## Begin MATERIAL PROVIDED

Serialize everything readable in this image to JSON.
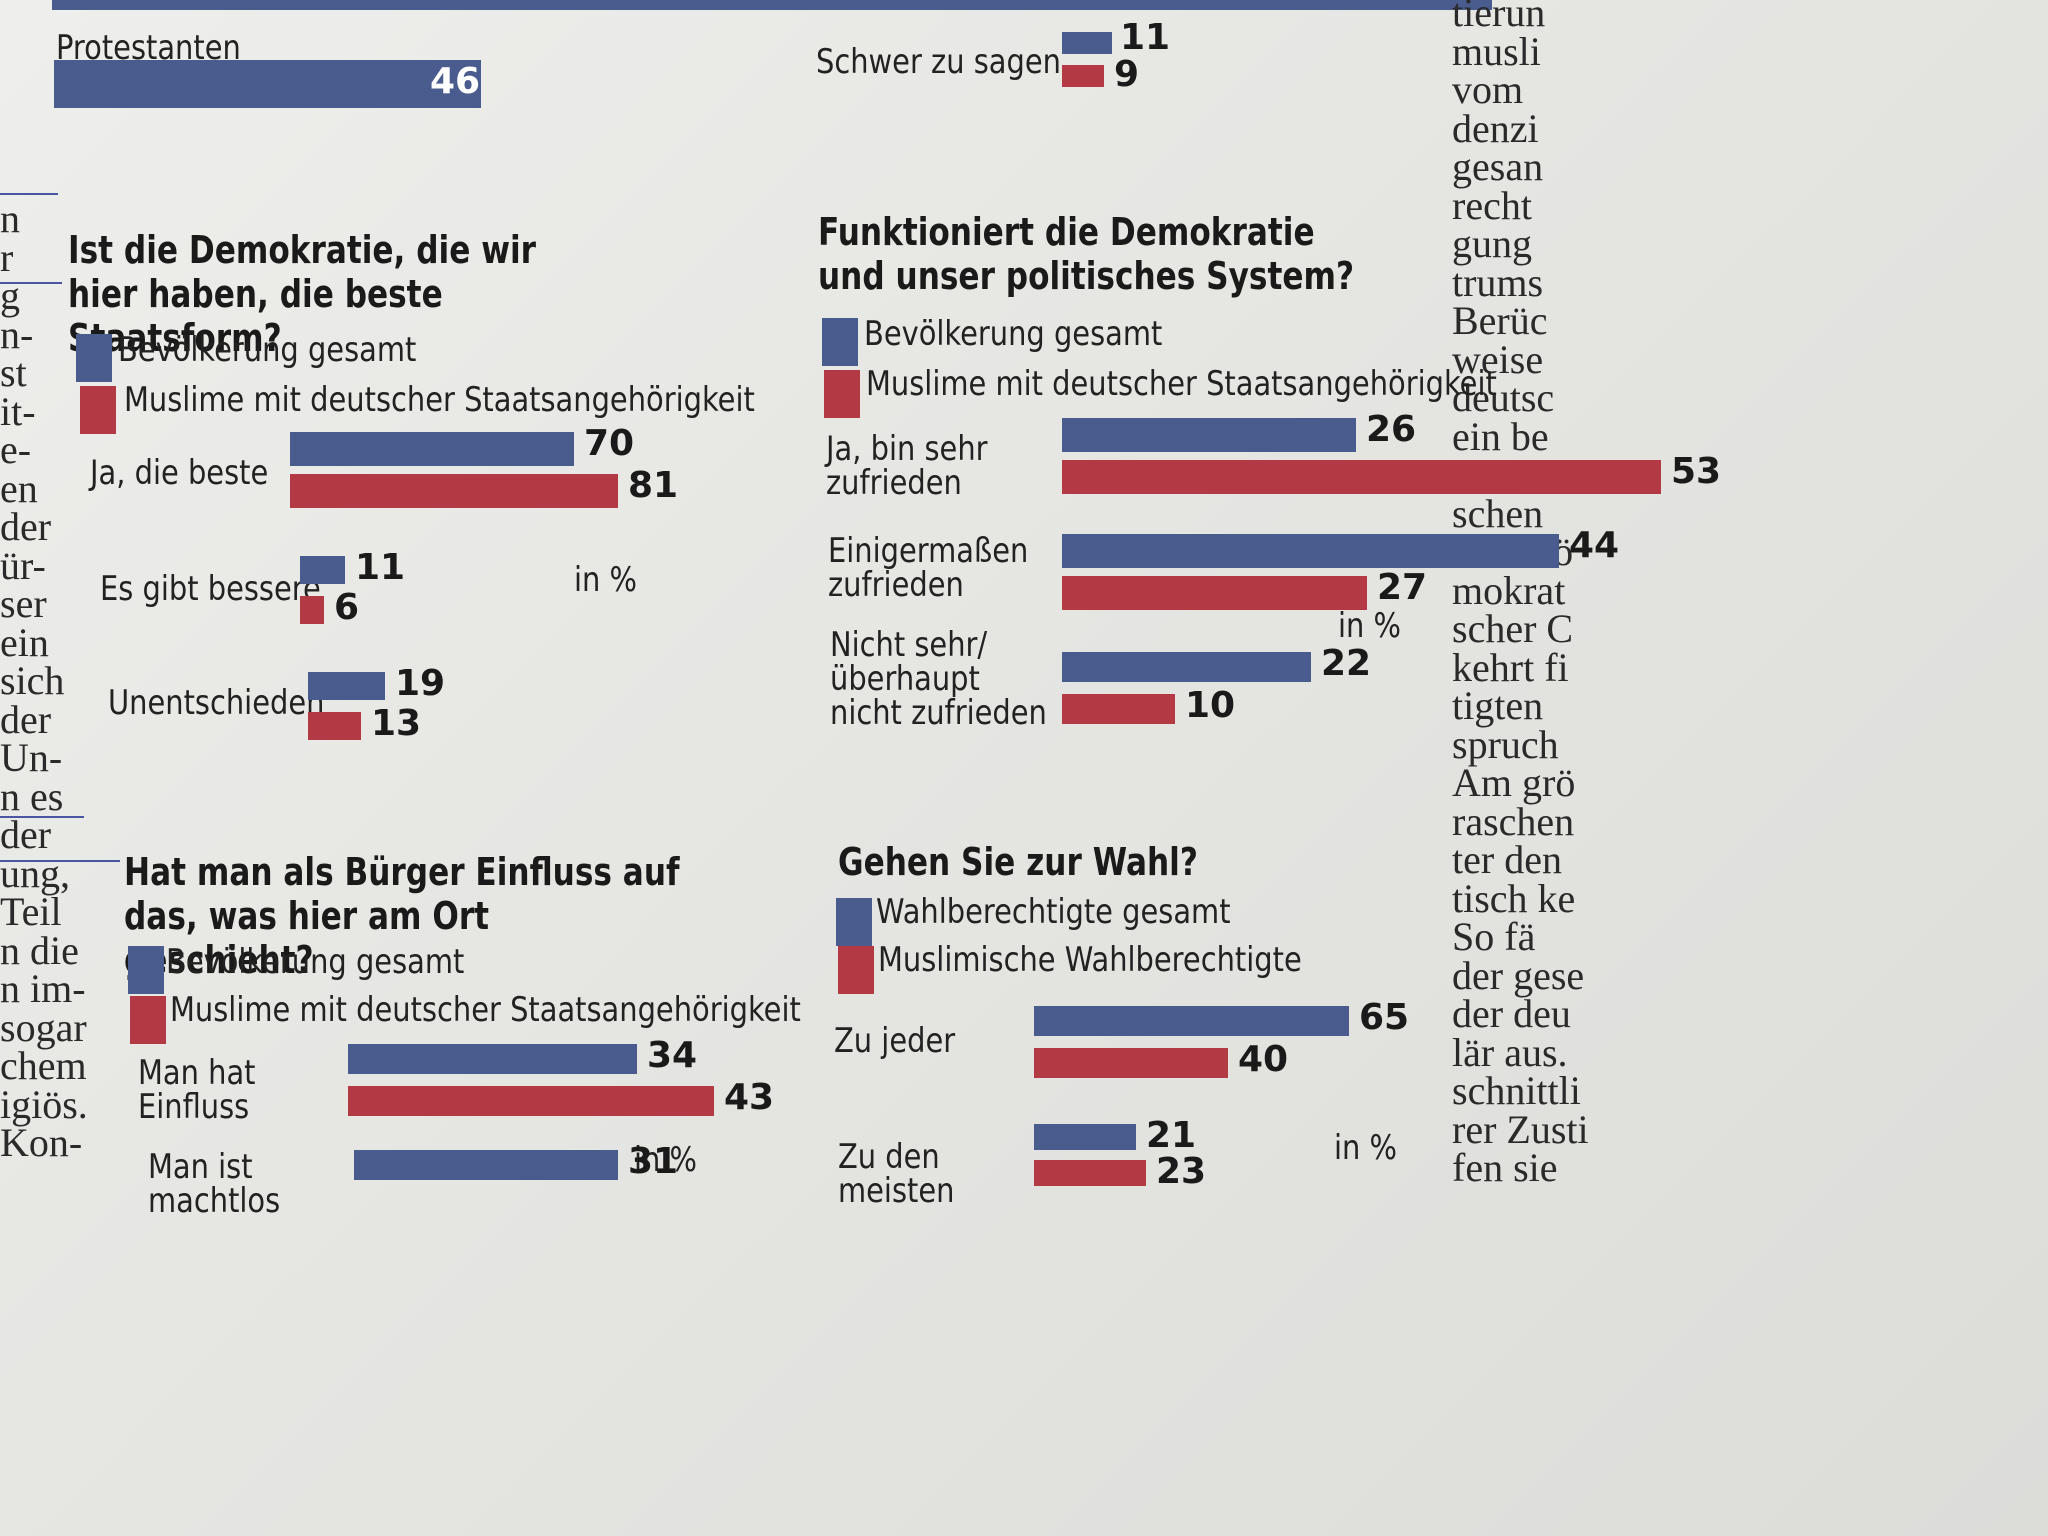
{
  "top": {
    "left_label": "Protestanten",
    "left_value": "46",
    "right_label": "Schwer zu sagen",
    "right_values": [
      "11",
      "9"
    ]
  },
  "colors": {
    "blue": "#4a5b8e",
    "red": "#b33a44"
  },
  "chart_data": [
    {
      "type": "bar",
      "title": "Ist die Demokratie, die wir hier haben, die beste Staatsform?",
      "unit": "in %",
      "categories": [
        "Ja, die beste",
        "Es gibt bessere",
        "Unentschieden"
      ],
      "series": [
        {
          "name": "Bevölkerung gesamt",
          "values": [
            70,
            11,
            19
          ]
        },
        {
          "name": "Muslime mit deutscher Staatsangehörigkeit",
          "values": [
            81,
            6,
            13
          ]
        }
      ]
    },
    {
      "type": "bar",
      "title": "Funktioniert die Demokratie und unser politisches System?",
      "unit": "in %",
      "categories": [
        "Ja, bin sehr zufrieden",
        "Einigermaßen zufrieden",
        "Nicht sehr/ überhaupt nicht zufrieden"
      ],
      "series": [
        {
          "name": "Bevölkerung gesamt",
          "values": [
            26,
            44,
            22
          ]
        },
        {
          "name": "Muslime mit deutscher Staatsangehörigkeit",
          "values": [
            53,
            27,
            10
          ]
        }
      ]
    },
    {
      "type": "bar",
      "title": "Hat man als Bürger Einfluss auf das, was hier am Ort geschieht?",
      "unit": "in %",
      "categories": [
        "Man hat Einfluss",
        "Man ist machtlos"
      ],
      "series": [
        {
          "name": "Bevölkerung gesamt",
          "values": [
            34,
            31
          ]
        },
        {
          "name": "Muslime mit deutscher Staatsangehörigkeit",
          "values": [
            43,
            null
          ]
        }
      ]
    },
    {
      "type": "bar",
      "title": "Gehen Sie zur Wahl?",
      "unit": "in %",
      "categories": [
        "Zu jeder",
        "Zu den meisten"
      ],
      "series": [
        {
          "name": "Wahlberechtigte gesamt",
          "values": [
            65,
            21
          ]
        },
        {
          "name": "Muslimische Wahlberechtigte",
          "values": [
            40,
            23
          ]
        }
      ]
    }
  ],
  "text_left": [
    "n",
    "r",
    "g",
    "n-",
    "st",
    "it-",
    "e-",
    "en",
    "der",
    "ür-",
    "ser",
    "ein",
    "sich",
    "der",
    "Un-",
    "n es",
    "der",
    "ung,",
    "Teil",
    "n die",
    "n im-",
    "sogar",
    "chem",
    "igiös.",
    "Kon-"
  ],
  "text_right": [
    "tierun",
    "musli",
    "vom",
    "denzi",
    "gesan",
    "recht",
    "gung",
    "trums",
    "Berüc",
    "weise",
    "deutsc",
    "ein be",
    "schen",
    "schen",
    "Hier kö",
    "mokrat",
    "scher C",
    "kehrt fi",
    "tigten",
    "spruch",
    "Am grö",
    "raschen",
    "ter den",
    "tisch ke",
    "So fä",
    "der gese",
    "der deu",
    "lär aus.",
    "schnittli",
    "rer Zusti",
    "fen sie"
  ]
}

## End MATERIAL PROVIDED

### DIRECTIONS FOR THIS TASK
Pick out and copy the lines of the material that include the word "title".

### EXERCISE RESPONSE
      "title": "Ist die Demokratie, die wir hier haben, die beste Staatsform?",
      "title": "Funktioniert die Demokratie und unser politisches System?",
      "title": "Hat man als Bürger Einfluss auf das, was hier am Ort geschieht?",
      "title": "Gehen Sie zur Wahl?",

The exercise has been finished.